Un peu d'histoire
Origine et histoire
La tarte amandine aux abricots est l’un de ces desserts qui rassemble deux filiations culinaires bien françaises : la tradition du fruit posé sur une pâte et celle de la crème d’amande. L’emploi massif de la poudre d’amandes dans la pâtisserie remonte au moins aux traités culinaires des XVIIe–XVIIIe siècles ; le mot frangipane, dont l’étymologie est discutée, devient courant pour désigner une préparation à base d’amandes. L’appellation « amandine » en cuisine française signifie simplement « préparé ou garni d’amandes » (on la retrouve dans des recettes salées aussi, comme le saumon à l’amandine). L’association avec l’abricot, fruit d’été abondant dans le sud-est de la France, s’est imposée naturellement dans les boulangeries et les maisons, surtout à partir du XIXe siècle, quand la culture fruitière et les variétés locales se sont diversifiées.
Ce qui la caractérise
Ce dessert joue sur un contraste plaisant : la pâte sablée, friable et beurrée, sert de base structurante ; la garniture, faite de poudre d’amandes, beurre, sucre et œufs, apporte une texture riche, onctueuse et légèrement granuleuse après cuisson, proche d’une crème d’amande. Les abricots, posés entiers ou coupés en deux, donnent une acidité fruitée et juteuse qui équilibre le gras de l’amande. En bouche, on retrouve une douceur miellée et une légère amertume d’amande, tandis que les amandes effilées toastées ajoutent du croquant. C’est un dessert de saison, on le prépare de préférence en juillet-août, et il convient autant pour un goûter champêtre que pour clore un repas d’été.

▸ À vous: Poursuivez le texte sur la tarte amandine aux abricots en reprenant juste après sa dernière phrase. La liste qui suit n'a aucun lien avec le texte sur la tarte amandine aux abricots.

▸ Enregistrements issus d'une source de données:
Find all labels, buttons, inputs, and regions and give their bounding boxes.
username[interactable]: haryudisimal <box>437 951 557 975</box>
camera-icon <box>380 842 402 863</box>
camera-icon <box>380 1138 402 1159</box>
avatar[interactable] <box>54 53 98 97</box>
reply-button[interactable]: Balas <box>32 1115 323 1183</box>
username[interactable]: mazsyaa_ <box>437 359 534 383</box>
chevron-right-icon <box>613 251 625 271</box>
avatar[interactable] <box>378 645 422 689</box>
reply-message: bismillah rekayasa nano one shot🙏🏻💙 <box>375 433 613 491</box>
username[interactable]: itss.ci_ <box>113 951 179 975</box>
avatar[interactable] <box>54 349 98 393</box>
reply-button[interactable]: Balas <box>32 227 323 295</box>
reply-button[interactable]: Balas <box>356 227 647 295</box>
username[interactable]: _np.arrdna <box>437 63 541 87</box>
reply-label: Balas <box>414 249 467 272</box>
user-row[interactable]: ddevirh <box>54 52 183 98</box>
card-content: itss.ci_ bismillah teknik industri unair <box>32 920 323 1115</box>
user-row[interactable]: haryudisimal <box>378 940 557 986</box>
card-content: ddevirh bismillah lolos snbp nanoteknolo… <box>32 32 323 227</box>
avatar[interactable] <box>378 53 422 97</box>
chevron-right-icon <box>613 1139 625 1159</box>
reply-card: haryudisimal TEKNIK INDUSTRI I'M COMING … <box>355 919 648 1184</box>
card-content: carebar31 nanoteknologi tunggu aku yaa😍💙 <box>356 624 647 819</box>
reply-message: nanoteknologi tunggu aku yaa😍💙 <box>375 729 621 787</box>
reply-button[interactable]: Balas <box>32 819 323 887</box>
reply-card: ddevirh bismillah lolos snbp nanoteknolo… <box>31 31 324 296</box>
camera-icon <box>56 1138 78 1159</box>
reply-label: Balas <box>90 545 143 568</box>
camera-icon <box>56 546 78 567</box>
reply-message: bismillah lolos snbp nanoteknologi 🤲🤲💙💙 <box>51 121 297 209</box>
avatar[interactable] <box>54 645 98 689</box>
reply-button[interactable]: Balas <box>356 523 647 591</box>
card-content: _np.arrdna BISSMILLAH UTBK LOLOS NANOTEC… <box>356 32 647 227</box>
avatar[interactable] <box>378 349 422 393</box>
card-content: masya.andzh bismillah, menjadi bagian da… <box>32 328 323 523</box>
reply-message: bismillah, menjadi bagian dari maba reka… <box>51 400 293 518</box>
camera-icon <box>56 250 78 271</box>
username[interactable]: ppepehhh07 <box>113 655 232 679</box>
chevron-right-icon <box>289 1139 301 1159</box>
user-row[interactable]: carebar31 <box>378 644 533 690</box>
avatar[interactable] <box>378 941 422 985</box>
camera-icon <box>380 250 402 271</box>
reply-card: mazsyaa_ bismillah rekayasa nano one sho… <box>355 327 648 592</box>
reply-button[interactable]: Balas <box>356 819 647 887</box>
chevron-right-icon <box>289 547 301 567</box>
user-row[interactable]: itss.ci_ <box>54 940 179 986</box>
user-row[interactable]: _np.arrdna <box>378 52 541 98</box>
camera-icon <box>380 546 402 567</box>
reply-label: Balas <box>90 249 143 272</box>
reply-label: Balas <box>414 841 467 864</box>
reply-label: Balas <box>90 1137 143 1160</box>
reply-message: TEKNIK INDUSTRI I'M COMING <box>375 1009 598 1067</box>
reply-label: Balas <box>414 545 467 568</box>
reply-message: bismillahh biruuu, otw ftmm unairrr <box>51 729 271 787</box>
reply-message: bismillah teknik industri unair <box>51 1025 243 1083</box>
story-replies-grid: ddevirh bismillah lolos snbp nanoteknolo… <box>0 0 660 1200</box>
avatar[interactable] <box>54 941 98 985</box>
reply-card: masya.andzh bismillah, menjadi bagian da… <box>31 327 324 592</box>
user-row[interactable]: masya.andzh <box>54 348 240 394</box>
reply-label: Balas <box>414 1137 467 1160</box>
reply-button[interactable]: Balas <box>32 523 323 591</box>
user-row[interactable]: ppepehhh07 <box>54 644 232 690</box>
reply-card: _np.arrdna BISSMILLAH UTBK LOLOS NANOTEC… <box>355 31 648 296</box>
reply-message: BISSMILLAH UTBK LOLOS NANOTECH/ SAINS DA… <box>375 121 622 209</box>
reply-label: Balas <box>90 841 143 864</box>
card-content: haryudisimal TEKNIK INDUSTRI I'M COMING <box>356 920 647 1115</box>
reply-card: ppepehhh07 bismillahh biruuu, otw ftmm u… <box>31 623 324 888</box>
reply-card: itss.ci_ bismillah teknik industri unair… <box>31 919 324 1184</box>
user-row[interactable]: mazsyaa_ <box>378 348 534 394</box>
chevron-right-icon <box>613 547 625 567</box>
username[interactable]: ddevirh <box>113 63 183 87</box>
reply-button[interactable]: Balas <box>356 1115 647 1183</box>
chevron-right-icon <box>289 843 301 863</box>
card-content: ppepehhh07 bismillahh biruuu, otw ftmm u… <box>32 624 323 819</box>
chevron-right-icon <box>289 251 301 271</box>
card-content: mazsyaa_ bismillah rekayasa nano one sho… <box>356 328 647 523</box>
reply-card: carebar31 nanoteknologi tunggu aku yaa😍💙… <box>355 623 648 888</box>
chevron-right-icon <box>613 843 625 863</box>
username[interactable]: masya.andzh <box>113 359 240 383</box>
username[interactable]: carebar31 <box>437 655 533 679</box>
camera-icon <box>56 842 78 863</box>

▸ Exercice corrigé:
Variantes et adaptations
Plusieurs variantes existent selon la pâte (pâte sablée traditionnelle ou pâte brisée), la garniture (crème d’amande pure ou frangipane, qui incorpore de la crème pâtissière) et le traitement des abricots (frais, pochés, ou même nappés d’un peu de confiture d’abricot pour la brillance). En Provence et dans le Languedoc on privilégiera des abricots de variétés locales comme la Bergeron pour leur parfum. À l’étranger, on trouve des tarts aux abricots où l’amande est remplacée par une base de crème pâtissière (Italie : crostata à la confiture) ou des adaptations utilisant des frangipanes enrichies d’extrait d’amande amère ou d’eau de fleur d’oranger. Les versions modernes peuvent inclure une touche d’amande amère ou quelques gouttes de rhum pour complexifier l’arôme.
Importance culturelle
La tarte amandine aux abricots n’a pas le statut de plat national mais elle incarne une part importante du patrimoine pâtissier français : elle illustre l’usage des fruits locaux (Provence, vallée du Rhône, Roussillon) et la maîtrise de la crème d’amande, technique enseignée dans les écoles de pâtisserie. Dans les boulangeries parisiennes comme dans les maisons rurales du Sud, elle témoigne d’une cuisine saisonnière et d’un rapport au terroir, l’abricot signe l’été, l’amande rappelle des échanges méditerranéens anciens. Plus qu’un monument, c’est une recette domestique qui continue d’évoluer sans perdre sa simplicité et son identité gustative.